-- BEGIN Material supplied --

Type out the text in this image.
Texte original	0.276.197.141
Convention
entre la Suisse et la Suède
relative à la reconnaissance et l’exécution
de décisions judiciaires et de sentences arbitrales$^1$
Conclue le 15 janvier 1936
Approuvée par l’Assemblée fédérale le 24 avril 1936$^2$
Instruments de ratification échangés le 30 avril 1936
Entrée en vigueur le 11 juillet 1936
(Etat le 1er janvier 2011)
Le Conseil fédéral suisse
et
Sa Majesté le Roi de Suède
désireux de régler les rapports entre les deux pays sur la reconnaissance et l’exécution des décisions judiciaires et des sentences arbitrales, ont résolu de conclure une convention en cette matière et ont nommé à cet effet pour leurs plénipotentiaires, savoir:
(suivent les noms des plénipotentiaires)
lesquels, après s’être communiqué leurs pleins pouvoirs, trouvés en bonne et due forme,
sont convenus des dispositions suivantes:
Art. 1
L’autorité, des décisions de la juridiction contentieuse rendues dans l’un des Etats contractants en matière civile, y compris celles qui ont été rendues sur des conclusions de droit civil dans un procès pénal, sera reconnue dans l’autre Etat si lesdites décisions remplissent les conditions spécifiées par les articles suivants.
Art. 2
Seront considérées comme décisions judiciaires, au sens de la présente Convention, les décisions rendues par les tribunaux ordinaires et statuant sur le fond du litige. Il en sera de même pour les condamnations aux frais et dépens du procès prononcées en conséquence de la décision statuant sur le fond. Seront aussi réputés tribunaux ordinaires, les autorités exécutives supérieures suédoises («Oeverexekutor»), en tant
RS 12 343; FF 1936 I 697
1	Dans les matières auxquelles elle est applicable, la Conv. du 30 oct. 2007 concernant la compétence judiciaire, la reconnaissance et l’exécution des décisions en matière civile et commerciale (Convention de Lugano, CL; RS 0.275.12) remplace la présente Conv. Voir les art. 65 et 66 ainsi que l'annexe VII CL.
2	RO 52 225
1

-- END Material supplied --

In the entries above, find each line with the string "procès" and copy it.

L’autorité, des décisions de la juridiction contentieuse rendues dans l’un des Etats contractants en matière civile, y compris celles qui ont été rendues sur des conclusions de droit civil dans un procès pénal, sera reconnue dans l’autre Etat si lesdites décisions remplissent les conditions spécifiées par les articles suivants.
Seront considérées comme décisions judiciaires, au sens de la présente Convention, les décisions rendues par les tribunaux ordinaires et statuant sur le fond du litige. Il en sera de même pour les condamnations aux frais et dépens du procès prononcées en conséquence de la décision statuant sur le fond. Seront aussi réputés tribunaux ordinaires, les autorités exécutives supérieures suédoises («Oeverexekutor»), en tant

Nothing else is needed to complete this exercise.